= GIVEN REQUEST =
Could you transcribe the material below exactly, without leaving out a single line?

= DATA ROWS =
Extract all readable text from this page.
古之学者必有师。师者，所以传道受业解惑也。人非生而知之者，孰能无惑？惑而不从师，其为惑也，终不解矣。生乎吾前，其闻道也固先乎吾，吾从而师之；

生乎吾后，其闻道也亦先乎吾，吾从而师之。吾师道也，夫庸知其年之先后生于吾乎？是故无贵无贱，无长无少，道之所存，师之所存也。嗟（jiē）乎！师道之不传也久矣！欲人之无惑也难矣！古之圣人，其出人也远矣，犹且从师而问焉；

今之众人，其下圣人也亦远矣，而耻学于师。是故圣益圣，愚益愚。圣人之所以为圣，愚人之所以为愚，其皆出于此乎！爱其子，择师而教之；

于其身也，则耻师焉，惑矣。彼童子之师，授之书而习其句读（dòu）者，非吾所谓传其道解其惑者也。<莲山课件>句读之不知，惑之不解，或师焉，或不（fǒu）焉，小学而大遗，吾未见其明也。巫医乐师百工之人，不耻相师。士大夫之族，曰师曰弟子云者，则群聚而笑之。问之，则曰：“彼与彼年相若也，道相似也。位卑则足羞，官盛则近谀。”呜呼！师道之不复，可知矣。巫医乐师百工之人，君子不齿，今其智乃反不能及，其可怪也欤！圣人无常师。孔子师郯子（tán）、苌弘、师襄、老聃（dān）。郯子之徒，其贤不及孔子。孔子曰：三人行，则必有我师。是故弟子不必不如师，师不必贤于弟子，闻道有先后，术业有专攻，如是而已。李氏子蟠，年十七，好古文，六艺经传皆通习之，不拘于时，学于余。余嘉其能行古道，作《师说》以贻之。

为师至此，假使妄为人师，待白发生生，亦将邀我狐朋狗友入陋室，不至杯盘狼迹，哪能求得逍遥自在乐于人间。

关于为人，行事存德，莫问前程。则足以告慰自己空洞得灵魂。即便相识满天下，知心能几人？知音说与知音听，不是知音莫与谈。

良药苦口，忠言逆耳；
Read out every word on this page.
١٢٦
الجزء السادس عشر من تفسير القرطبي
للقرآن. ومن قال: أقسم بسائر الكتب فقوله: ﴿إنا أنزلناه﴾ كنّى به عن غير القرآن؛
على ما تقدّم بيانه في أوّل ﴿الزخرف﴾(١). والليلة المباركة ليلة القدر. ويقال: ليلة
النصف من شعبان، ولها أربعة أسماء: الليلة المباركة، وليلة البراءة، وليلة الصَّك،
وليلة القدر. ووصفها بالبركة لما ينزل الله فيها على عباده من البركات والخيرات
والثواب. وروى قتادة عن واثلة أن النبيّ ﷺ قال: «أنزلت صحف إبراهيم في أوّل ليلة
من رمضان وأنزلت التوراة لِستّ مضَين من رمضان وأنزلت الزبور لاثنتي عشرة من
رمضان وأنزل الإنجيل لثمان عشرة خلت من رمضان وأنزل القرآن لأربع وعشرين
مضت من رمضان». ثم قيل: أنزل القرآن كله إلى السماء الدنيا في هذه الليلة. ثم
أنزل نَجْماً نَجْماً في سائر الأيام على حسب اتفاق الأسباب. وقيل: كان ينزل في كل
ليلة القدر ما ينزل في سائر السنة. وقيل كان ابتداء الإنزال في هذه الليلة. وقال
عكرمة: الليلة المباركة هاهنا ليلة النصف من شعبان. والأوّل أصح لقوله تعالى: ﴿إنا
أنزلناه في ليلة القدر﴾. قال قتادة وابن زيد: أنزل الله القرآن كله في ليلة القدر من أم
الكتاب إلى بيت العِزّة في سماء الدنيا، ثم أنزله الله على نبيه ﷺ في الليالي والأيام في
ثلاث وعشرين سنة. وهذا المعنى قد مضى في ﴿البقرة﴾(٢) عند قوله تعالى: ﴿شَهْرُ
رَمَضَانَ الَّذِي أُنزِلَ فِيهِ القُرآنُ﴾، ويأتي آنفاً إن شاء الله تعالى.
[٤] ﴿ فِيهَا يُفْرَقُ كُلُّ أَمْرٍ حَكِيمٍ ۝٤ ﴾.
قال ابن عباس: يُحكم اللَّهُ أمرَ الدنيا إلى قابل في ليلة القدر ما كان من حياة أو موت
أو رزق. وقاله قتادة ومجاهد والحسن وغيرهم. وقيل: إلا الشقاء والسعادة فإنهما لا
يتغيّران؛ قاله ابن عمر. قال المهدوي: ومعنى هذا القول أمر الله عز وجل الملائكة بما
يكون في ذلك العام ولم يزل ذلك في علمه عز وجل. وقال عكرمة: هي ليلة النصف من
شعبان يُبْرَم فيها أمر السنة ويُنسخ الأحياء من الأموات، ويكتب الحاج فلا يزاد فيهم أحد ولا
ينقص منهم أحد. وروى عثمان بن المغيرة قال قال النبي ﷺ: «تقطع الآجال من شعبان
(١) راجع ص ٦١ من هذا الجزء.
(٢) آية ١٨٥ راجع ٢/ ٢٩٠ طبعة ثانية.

= FULL ANSWER =
Extract all readable text from this page.
古之学者必有师。师者，所以传道受业解惑也。人非生而知之者，孰能无惑？惑而不从师，其为惑也，终不解矣。生乎吾前，其闻道也固先乎吾，吾从而师之；

生乎吾后，其闻道也亦先乎吾，吾从而师之。吾师道也，夫庸知其年之先后生于吾乎？是故无贵无贱，无长无少，道之所存，师之所存也。嗟（jiē）乎！师道之不传也久矣！欲人之无惑也难矣！古之圣人，其出人也远矣，犹且从师而问焉；

今之众人，其下圣人也亦远矣，而耻学于师。是故圣益圣，愚益愚。圣人之所以为圣，愚人之所以为愚，其皆出于此乎！爱其子，择师而教之；

于其身也，则耻师焉，惑矣。彼童子之师，授之书而习其句读（dòu）者，非吾所谓传其道解其惑者也。<莲山课件>句读之不知，惑之不解，或师焉，或不（fǒu）焉，小学而大遗，吾未见其明也。巫医乐师百工之人，不耻相师。士大夫之族，曰师曰弟子云者，则群聚而笑之。问之，则曰：“彼与彼年相若也，道相似也。位卑则足羞，官盛则近谀。”呜呼！师道之不复，可知矣。巫医乐师百工之人，君子不齿，今其智乃反不能及，其可怪也欤！圣人无常师。孔子师郯子（tán）、苌弘、师襄、老聃（dān）。郯子之徒，其贤不及孔子。孔子曰：三人行，则必有我师。是故弟子不必不如师，师不必贤于弟子，闻道有先后，术业有专攻，如是而已。李氏子蟠，年十七，好古文，六艺经传皆通习之，不拘于时，学于余。余嘉其能行古道，作《师说》以贻之。

为师至此，假使妄为人师，待白发生生，亦将邀我狐朋狗友入陋室，不至杯盘狼迹，哪能求得逍遥自在乐于人间。

关于为人，行事存德，莫问前程。则足以告慰自己空洞得灵魂。即便相识满天下，知心能几人？知音说与知音听，不是知音莫与谈。

良药苦口，忠言逆耳；
Read out every word on this page.
١٢٦
الجزء السادس عشر من تفسير القرطبي
للقرآن. ومن قال: أقسم بسائر الكتب فقوله: ﴿إنا أنزلناه﴾ كنّى به عن غير القرآن؛
على ما تقدّم بيانه في أوّل ﴿الزخرف﴾(١). والليلة المباركة ليلة القدر. ويقال: ليلة
النصف من شعبان، ولها أربعة أسماء: الليلة المباركة، وليلة البراءة، وليلة الصَّك،
وليلة القدر. ووصفها بالبركة لما ينزل الله فيها على عباده من البركات والخيرات
والثواب. وروى قتادة عن واثلة أن النبيّ ﷺ قال: «أنزلت صحف إبراهيم في أوّل ليلة
من رمضان وأنزلت التوراة لِستّ مضَين من رمضان وأنزلت الزبور لاثنتي عشرة من
رمضان وأنزل الإنجيل لثمان عشرة خلت من رمضان وأنزل القرآن لأربع وعشرين
مضت من رمضان». ثم قيل: أنزل القرآن كله إلى السماء الدنيا في هذه الليلة. ثم
أنزل نَجْماً نَجْماً في سائر الأيام على حسب اتفاق الأسباب. وقيل: كان ينزل في كل
ليلة القدر ما ينزل في سائر السنة. وقيل كان ابتداء الإنزال في هذه الليلة. وقال
عكرمة: الليلة المباركة هاهنا ليلة النصف من شعبان. والأوّل أصح لقوله تعالى: ﴿إنا
أنزلناه في ليلة القدر﴾. قال قتادة وابن زيد: أنزل الله القرآن كله في ليلة القدر من أم
الكتاب إلى بيت العِزّة في سماء الدنيا، ثم أنزله الله على نبيه ﷺ في الليالي والأيام في
ثلاث وعشرين سنة. وهذا المعنى قد مضى في ﴿البقرة﴾(٢) عند قوله تعالى: ﴿شَهْرُ
رَمَضَانَ الَّذِي أُنزِلَ فِيهِ القُرآنُ﴾، ويأتي آنفاً إن شاء الله تعالى.
[٤] ﴿ فِيهَا يُفْرَقُ كُلُّ أَمْرٍ حَكِيمٍ ۝٤ ﴾.
قال ابن عباس: يُحكم اللَّهُ أمرَ الدنيا إلى قابل في ليلة القدر ما كان من حياة أو موت
أو رزق. وقاله قتادة ومجاهد والحسن وغيرهم. وقيل: إلا الشقاء والسعادة فإنهما لا
يتغيّران؛ قاله ابن عمر. قال المهدوي: ومعنى هذا القول أمر الله عز وجل الملائكة بما
يكون في ذلك العام ولم يزل ذلك في علمه عز وجل. وقال عكرمة: هي ليلة النصف من
شعبان يُبْرَم فيها أمر السنة ويُنسخ الأحياء من الأموات، ويكتب الحاج فلا يزاد فيهم أحد ولا
ينقص منهم أحد. وروى عثمان بن المغيرة قال قال النبي ﷺ: «تقطع الآجال من شعبان
(١) راجع ص ٦١ من هذا الجزء.
(٢) آية ١٨٥ راجع ٢/ ٢٩٠ طبعة ثانية.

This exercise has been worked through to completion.